» **Brief**
Copy out each line that mentions the word "pontos".

── The data

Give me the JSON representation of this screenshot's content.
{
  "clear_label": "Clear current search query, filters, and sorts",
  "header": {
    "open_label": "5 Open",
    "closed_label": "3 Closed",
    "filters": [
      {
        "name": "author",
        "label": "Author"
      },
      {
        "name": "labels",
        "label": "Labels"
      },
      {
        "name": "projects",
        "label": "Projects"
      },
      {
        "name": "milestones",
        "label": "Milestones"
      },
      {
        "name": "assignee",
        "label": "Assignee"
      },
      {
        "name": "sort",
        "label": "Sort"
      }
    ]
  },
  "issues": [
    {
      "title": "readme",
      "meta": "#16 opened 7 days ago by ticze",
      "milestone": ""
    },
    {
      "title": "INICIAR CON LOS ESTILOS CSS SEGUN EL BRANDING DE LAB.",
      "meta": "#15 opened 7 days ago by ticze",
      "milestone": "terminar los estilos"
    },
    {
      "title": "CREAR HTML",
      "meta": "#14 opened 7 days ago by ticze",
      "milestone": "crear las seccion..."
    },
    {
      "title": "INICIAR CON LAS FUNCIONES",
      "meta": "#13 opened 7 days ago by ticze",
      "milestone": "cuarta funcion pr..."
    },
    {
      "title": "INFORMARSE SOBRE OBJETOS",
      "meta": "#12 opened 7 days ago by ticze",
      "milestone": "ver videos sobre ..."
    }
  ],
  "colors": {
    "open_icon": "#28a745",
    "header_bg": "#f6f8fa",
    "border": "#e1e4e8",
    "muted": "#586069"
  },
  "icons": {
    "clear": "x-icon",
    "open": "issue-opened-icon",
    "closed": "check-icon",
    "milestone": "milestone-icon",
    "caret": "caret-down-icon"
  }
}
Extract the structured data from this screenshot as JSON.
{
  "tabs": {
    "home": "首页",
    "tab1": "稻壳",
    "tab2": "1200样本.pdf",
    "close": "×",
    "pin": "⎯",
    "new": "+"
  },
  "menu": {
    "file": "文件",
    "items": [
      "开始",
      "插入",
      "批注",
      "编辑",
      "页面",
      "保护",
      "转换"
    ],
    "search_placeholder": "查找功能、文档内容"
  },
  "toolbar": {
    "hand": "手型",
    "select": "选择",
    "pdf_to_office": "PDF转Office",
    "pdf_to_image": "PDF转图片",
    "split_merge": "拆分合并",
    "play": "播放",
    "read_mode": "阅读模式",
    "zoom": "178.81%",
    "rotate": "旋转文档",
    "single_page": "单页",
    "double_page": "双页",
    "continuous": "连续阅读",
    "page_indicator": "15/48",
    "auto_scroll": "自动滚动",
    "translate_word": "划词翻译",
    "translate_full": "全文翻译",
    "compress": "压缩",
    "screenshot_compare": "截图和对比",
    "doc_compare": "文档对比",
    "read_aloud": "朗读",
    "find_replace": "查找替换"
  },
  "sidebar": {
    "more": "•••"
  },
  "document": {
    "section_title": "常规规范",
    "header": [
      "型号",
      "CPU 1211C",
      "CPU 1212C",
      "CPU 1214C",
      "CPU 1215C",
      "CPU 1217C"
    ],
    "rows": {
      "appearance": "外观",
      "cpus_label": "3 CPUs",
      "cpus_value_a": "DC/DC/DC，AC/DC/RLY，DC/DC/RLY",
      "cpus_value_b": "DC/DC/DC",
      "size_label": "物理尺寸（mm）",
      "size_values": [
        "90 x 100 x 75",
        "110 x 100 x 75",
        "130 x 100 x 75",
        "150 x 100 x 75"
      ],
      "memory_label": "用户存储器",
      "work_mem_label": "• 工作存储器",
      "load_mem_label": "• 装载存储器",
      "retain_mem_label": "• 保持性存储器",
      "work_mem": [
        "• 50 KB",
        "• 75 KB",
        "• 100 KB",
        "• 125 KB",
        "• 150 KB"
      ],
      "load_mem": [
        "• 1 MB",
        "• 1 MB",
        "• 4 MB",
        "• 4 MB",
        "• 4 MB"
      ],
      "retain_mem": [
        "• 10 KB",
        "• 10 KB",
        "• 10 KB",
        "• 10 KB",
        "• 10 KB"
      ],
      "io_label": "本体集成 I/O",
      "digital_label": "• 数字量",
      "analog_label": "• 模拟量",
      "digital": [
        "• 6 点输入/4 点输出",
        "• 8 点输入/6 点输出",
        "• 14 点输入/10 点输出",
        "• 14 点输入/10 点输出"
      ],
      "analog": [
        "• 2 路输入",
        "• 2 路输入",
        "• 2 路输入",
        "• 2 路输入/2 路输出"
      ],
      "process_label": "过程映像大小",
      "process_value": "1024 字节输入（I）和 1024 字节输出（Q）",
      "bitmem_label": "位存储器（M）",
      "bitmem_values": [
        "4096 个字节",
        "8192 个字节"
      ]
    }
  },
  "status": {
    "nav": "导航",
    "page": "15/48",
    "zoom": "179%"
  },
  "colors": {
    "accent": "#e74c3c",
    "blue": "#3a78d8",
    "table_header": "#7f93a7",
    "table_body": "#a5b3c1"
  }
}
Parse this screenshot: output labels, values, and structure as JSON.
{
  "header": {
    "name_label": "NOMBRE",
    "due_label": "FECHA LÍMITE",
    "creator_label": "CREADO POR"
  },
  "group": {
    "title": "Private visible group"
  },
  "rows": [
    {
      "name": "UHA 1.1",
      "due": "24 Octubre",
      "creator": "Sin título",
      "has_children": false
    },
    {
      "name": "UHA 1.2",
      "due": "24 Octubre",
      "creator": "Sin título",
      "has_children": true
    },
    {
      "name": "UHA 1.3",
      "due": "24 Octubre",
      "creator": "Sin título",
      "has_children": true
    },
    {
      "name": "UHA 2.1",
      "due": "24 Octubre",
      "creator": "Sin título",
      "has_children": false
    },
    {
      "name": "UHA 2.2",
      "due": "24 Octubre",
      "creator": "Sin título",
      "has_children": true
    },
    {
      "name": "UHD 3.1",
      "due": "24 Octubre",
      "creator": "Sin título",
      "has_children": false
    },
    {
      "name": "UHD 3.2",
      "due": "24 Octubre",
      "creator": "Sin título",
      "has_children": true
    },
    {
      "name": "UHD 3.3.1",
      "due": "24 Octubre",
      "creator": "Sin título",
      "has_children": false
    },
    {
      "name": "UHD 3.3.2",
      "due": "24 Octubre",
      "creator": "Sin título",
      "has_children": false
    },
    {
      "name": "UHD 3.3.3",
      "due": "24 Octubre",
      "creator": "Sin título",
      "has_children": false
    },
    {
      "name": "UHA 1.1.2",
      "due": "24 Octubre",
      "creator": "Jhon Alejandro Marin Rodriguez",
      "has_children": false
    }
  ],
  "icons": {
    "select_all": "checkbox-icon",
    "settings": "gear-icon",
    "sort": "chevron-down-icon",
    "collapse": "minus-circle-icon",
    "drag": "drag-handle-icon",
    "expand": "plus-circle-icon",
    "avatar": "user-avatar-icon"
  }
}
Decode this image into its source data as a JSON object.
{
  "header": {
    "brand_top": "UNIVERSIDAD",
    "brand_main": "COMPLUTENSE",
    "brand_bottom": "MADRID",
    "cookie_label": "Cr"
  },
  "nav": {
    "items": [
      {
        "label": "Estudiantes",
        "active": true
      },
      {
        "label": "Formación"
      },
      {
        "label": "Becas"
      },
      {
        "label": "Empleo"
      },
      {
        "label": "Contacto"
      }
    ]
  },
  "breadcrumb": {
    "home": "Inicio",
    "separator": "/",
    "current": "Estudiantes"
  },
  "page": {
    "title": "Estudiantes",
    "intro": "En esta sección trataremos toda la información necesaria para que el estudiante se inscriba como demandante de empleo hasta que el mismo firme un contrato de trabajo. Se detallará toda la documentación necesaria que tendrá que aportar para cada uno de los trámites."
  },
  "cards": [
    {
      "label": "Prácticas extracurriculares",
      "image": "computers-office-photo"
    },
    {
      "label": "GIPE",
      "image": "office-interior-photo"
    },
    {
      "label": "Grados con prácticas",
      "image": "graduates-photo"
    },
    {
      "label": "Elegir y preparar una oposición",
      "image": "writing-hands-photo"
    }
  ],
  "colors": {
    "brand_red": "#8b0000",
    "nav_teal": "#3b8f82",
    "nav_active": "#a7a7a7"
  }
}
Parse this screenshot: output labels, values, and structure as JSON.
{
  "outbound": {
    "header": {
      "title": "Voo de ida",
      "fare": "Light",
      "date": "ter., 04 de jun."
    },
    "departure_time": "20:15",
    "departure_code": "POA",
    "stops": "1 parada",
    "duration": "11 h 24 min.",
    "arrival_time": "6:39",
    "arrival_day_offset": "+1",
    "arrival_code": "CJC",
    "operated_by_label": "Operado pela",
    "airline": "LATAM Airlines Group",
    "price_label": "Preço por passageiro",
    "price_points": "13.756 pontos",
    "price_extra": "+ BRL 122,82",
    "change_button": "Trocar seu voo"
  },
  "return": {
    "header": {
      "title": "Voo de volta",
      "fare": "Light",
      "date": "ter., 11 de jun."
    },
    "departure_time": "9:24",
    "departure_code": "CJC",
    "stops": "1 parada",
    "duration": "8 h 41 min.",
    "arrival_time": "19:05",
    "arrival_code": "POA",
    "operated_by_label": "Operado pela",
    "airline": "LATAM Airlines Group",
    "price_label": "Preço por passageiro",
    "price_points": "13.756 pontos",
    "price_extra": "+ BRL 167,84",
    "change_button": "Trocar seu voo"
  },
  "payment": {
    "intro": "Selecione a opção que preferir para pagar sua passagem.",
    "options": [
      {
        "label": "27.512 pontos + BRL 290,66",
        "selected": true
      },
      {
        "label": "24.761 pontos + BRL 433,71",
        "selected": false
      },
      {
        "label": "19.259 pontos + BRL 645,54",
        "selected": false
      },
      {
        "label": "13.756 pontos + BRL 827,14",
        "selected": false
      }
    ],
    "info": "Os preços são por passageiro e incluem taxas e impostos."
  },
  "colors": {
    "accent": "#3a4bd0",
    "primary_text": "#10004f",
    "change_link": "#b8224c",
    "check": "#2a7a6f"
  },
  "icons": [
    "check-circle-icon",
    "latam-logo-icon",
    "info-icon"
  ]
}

────

» **Finished task**
    "price_points": "13.756 pontos",
    "price_points": "13.756 pontos",
        "label": "27.512 pontos + BRL 290,66",
        "label": "24.761 pontos + BRL 433,71",
        "label": "19.259 pontos + BRL 645,54",
        "label": "13.756 pontos + BRL 827,14",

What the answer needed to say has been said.